▸ WHAT YOU SHOULD DO: Search the material below for the string "with" and extract each line that has it.

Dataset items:
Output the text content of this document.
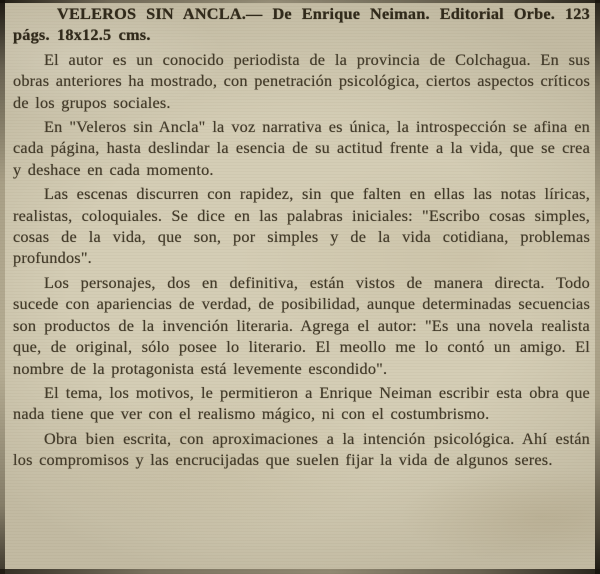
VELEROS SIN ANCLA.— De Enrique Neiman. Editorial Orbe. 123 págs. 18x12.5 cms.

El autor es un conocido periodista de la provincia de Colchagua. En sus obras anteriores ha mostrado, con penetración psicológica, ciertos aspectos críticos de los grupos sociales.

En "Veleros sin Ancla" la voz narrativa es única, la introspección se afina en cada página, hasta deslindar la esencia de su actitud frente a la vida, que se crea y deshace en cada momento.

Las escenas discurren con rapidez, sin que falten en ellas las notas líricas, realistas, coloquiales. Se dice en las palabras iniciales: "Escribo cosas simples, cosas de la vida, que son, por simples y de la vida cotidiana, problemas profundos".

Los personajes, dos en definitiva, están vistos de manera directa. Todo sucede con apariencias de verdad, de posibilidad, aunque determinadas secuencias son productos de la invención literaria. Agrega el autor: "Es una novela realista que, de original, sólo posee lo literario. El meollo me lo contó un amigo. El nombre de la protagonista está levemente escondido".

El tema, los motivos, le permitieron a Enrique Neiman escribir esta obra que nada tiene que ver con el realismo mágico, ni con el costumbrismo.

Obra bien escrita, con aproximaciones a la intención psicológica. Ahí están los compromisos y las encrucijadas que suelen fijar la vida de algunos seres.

* * *

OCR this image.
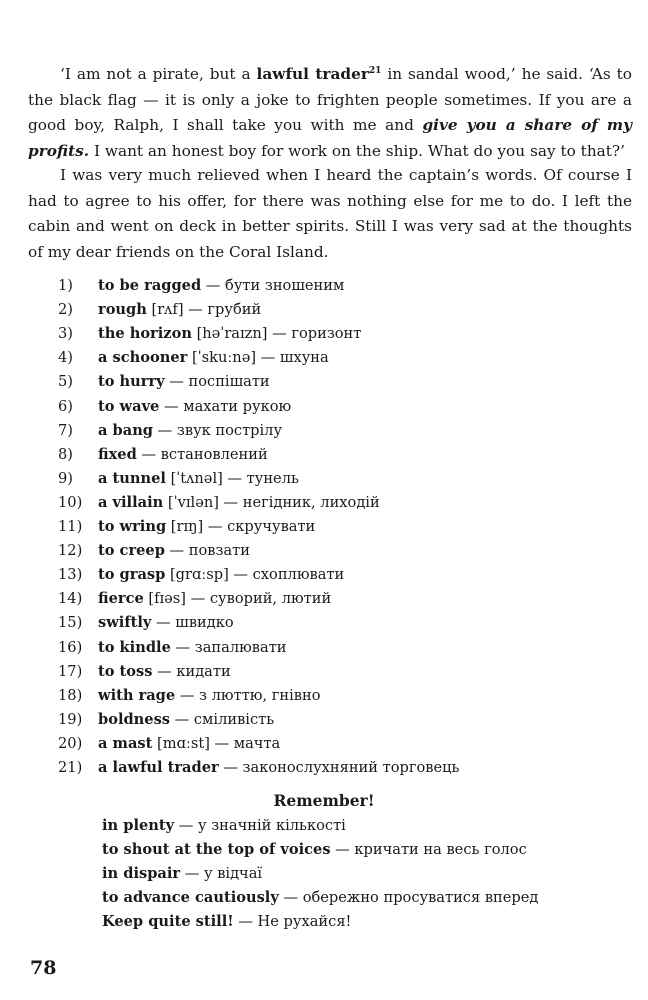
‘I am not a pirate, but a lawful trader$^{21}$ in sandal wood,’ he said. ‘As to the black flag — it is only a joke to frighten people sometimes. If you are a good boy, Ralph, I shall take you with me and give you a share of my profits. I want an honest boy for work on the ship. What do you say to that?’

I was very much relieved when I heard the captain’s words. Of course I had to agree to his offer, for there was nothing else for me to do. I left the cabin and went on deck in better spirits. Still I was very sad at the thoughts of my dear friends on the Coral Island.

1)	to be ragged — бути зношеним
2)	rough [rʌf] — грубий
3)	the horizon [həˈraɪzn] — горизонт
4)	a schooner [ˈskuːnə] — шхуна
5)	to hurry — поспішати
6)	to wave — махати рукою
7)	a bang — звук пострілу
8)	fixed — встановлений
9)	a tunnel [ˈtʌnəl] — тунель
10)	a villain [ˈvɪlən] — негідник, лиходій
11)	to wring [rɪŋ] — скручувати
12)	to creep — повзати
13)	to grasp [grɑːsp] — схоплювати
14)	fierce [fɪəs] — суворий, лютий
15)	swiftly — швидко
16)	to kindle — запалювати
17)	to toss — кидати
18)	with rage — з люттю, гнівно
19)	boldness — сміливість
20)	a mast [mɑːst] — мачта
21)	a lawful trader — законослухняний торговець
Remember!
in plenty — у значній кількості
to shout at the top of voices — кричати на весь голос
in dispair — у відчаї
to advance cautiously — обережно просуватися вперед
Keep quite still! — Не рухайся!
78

▸ COMPLETED EXERCISE:
‘I am not a pirate, but a lawful trader$^{21}$ in sandal wood,’ he said. ‘As to the black flag — it is only a joke to frighten people sometimes. If you are a good boy, Ralph, I shall take you with me and give you a share of my profits. I want an honest boy for work on the ship. What do you say to that?’
18)	with rage — з люттю, гнівно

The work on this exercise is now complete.